Do this — Reproduce the following lines of the records verbatim, starting at the line that contains "Patent image size: (495, 612)." and ending after the line that contains "The length of the lower".

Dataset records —
------------------------
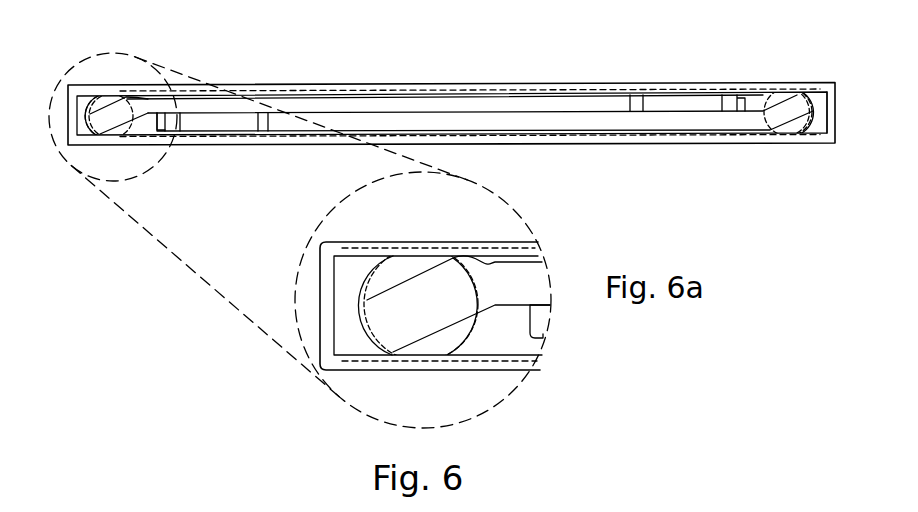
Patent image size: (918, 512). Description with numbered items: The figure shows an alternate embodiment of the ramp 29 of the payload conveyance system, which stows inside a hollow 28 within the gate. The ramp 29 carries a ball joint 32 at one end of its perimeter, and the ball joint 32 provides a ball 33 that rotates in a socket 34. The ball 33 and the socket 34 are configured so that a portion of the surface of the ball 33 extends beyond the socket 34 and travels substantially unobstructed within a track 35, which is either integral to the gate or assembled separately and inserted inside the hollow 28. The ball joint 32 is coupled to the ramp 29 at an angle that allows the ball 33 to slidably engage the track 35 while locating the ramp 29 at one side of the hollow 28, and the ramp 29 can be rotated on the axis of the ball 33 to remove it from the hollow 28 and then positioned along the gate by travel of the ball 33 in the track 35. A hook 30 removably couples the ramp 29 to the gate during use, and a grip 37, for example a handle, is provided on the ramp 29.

In FIG. 6A, the second hollow 28 is at (815, 120).
In FIG. 6A, the ramp 29 is at (516, 103).
In FIG. 6, the hook 30 is at (538, 323).
In FIG. 6A, the hook 30 is at (157, 130).
In FIG. 6, the ball joint 32 is at (368, 330).
In FIG. 6A, the ball joint 32 is at (90, 128).
In FIG. 6, the ball 33 is at (417, 250).
In FIG. 6A, the ball 33 is at (113, 95).
In FIG. 6, the socket 34 is at (402, 305).
In FIG. 6A, the socket 34 is at (112, 112).
In FIG. 6, the track 35 is at (490, 253).
In FIG. 6A, the track 35 is at (247, 98).
In FIG. 6A, the grip 37 is at (695, 105).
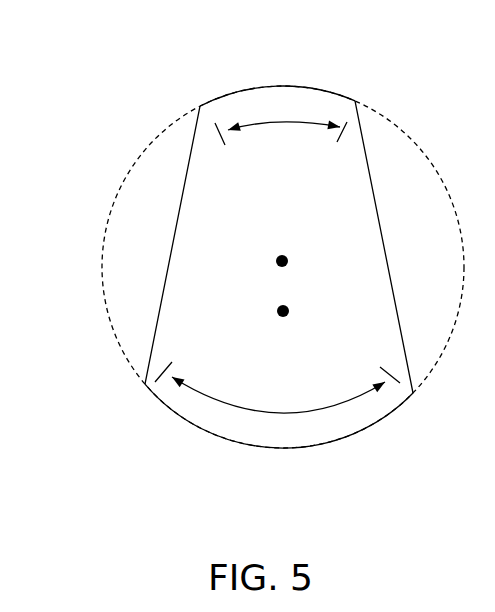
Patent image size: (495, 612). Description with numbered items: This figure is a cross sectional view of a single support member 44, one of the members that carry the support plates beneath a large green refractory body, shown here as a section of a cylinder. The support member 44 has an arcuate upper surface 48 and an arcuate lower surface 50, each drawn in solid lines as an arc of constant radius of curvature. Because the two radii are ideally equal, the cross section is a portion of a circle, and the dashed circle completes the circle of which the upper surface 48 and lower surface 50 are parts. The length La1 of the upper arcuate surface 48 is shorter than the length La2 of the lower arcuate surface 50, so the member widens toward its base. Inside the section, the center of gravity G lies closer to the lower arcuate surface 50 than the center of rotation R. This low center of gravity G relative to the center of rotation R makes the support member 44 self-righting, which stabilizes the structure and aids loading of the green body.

The support member 44 is at (378, 168).
The arcuate upper surface 48 is at (267, 88).
The arcuate lower surface 50 is at (217, 434).
The center of rotation R is at (280, 255).
The center of gravity G is at (284, 318).
The length of the upper arcuate surface La1 is at (281, 138).
The length of the lower arcuate surface La2 is at (277, 387).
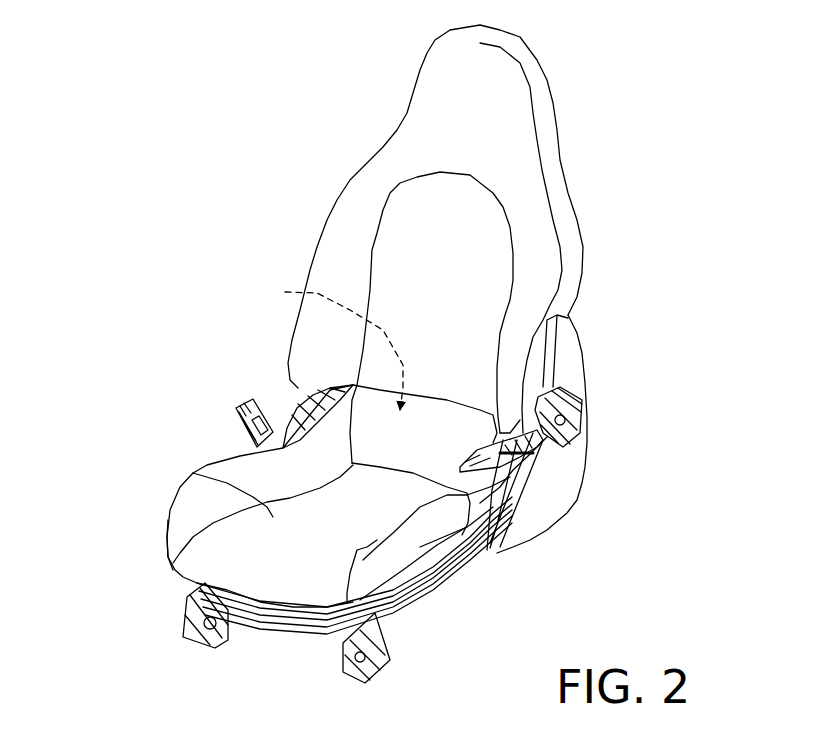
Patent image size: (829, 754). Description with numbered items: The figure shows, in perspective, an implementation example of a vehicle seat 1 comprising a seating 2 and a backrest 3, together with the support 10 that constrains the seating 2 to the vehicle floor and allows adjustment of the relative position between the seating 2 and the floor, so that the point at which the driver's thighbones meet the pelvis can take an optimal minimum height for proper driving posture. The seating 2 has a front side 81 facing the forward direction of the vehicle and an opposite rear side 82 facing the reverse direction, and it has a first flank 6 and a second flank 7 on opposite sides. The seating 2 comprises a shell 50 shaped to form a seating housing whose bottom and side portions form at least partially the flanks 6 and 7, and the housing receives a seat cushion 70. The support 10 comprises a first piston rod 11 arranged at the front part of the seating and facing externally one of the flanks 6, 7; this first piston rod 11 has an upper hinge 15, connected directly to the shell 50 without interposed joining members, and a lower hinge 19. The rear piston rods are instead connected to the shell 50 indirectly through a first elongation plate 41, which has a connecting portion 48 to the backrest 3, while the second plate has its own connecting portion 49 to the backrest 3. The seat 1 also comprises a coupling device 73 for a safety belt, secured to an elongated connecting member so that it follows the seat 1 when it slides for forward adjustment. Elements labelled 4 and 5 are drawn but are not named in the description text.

The vehicle seat 1 is at (270, 222).
The seating 2 is at (188, 444).
The backrest 3 is at (371, 116).
The seat cushion 4 is at (245, 527).
The backrest cushion 5 is at (514, 160).
The first flank 6 is at (387, 547).
The second flank 7 is at (226, 455).
The support 10 is at (470, 591).
The first piston rod 11 is at (433, 590).
The upper hinge 15 is at (470, 567).
The lower hinge 19 is at (422, 607).
The first elongation plate 41 is at (567, 477).
The connecting portion 48 is at (497, 372).
The connecting portion 49 is at (297, 400).
The shell 50 is at (260, 627).
The seat cushion 70 is at (190, 472).
The coupling device 73 is at (234, 406).
The front side 81 is at (222, 567).
The rear side 82 is at (285, 292).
------------------------
Result of this task —
Patent image size: (495, 612). Description with numbered items: This figure is a cross sectional view of a single support member 44, one of the members that carry the support plates beneath a large green refractory body, shown here as a section of a cylinder. The support member 44 has an arcuate upper surface 48 and an arcuate lower surface 50, each drawn in solid lines as an arc of constant radius of curvature. Because the two radii are ideally equal, the cross section is a portion of a circle, and the dashed circle completes the circle of which the upper surface 48 and lower surface 50 are parts. The length La1 of the upper arcuate surface 48 is shorter than the length La2 of the lower arcuate surface 50, so the member widens toward its base. Inside the section, the center of gravity G lies closer to the lower arcuate surface 50 than the center of rotation R. This low center of gravity G relative to the center of rotation R makes the support member 44 self-righting, which stabilizes the structure and aids loading of the green body.

The support member 44 is at (378, 168).
The arcuate upper surface 48 is at (267, 88).
The arcuate lower surface 50 is at (217, 434).
The center of rotation R is at (280, 255).
The center of gravity G is at (284, 318).
The length of the upper arcuate surface La1 is at (281, 138).
The length of the lower arcuate surface La2 is at (277, 387).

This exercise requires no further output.